:: CHALLENGE 1 ::
Convert the listing, from its first line through the line containing "nav-item-shuby[interactable]: ШУБЫ [6,41,22,47]", into a JSON list of strings with one string per line and blank lines omitted.

— BEGIN EXTRACT —

Replied by EndInSight on topic RE: new practice journal!
(cont) (For example, too much cognitive work and cognitive function deteriorates from overuse, but not really because 'I' feel burnt out.) And it isn't because I somehow grew indifferent to my mood and can persevere despite it, but rather, the phenomenon of mood as a feeling seems not to be present in any overt way anymore, and without it, whatever would be impaired by it runs more effectively.

The only exception to this seems to be muscle pain in my back. OW. I haven't been successful at actualizing that part of my body after committing to do it, because it seems it requires overt affects for my method to work, and the back is not a place that has many. But lying in bed last night at about 3:15am, I made some strong progress there because of the pain that was present.

I don't think this experience is yet out-from-'my'-control because I had to work to actualize the back pain. But otherwise, whenever I pay bare attention to the moment, sense objects are immensely clear and prominent without 'me' trying.

— END EXTRACT —

:: CHALLENGE 2 ::
Transcribe the passage of the journal reply that opens with the words "The only exception" and closes with "that was present.".

— BEGIN DATA ENTRIES —

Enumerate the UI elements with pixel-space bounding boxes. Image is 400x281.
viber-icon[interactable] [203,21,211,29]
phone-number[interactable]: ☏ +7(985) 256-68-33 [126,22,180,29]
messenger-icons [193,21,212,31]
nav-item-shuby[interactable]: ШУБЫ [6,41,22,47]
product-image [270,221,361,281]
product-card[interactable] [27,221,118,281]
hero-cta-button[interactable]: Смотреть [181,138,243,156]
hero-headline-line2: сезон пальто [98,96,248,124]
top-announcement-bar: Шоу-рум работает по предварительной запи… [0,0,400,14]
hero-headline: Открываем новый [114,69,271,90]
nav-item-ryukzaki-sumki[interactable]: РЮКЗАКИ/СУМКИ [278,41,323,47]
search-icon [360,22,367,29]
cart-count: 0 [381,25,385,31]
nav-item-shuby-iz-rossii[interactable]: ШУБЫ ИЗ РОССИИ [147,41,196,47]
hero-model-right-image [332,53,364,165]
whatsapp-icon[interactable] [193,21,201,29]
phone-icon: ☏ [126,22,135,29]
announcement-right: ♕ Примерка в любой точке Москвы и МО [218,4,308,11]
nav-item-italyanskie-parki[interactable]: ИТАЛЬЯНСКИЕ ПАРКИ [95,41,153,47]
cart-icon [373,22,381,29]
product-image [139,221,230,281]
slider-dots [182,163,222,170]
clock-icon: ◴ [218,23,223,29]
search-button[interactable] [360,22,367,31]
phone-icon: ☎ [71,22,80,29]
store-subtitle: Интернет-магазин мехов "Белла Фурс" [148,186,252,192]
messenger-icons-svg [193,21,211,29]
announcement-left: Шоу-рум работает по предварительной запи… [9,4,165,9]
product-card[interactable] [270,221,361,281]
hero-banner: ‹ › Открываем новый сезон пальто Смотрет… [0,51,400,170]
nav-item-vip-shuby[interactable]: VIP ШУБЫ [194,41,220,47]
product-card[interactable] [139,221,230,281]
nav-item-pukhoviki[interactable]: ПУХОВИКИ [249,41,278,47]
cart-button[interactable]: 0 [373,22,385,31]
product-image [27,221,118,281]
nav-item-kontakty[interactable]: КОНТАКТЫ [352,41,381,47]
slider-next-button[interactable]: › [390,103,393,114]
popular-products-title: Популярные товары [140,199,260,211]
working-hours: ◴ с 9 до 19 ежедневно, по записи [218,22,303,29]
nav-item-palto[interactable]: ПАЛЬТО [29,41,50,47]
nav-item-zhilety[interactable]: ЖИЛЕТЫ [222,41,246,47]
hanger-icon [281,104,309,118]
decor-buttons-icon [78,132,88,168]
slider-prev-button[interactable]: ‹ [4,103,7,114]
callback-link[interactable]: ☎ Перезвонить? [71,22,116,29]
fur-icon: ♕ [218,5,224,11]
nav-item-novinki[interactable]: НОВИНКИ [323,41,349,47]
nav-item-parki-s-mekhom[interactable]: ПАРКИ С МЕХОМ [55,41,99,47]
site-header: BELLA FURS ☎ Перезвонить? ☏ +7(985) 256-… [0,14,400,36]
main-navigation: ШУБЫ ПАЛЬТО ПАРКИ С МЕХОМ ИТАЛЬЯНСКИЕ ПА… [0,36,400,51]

— END DATA ENTRIES —

:: EXERCISE RESPONSE 1 ::
[
  "Enumerate the UI elements with pixel-space bounding boxes. Image is 400x281.",
  "viber-icon[interactable] [203,21,211,29]",
  "phone-number[interactable]: ☏ +7(985) 256-68-33 [126,22,180,29]",
  "messenger-icons [193,21,212,31]",
  "nav-item-shuby[interactable]: ШУБЫ [6,41,22,47]"
]

:: EXERCISE RESPONSE 2 ::
The only exception to this seems to be muscle pain in my back. OW. I haven't been successful at actualizing that part of my body after committing to do it, because it seems it requires overt affects for my method to work, and the back is not a place that has many. But lying in bed last night at about 3:15am, I made some strong progress there because of the pain that was present.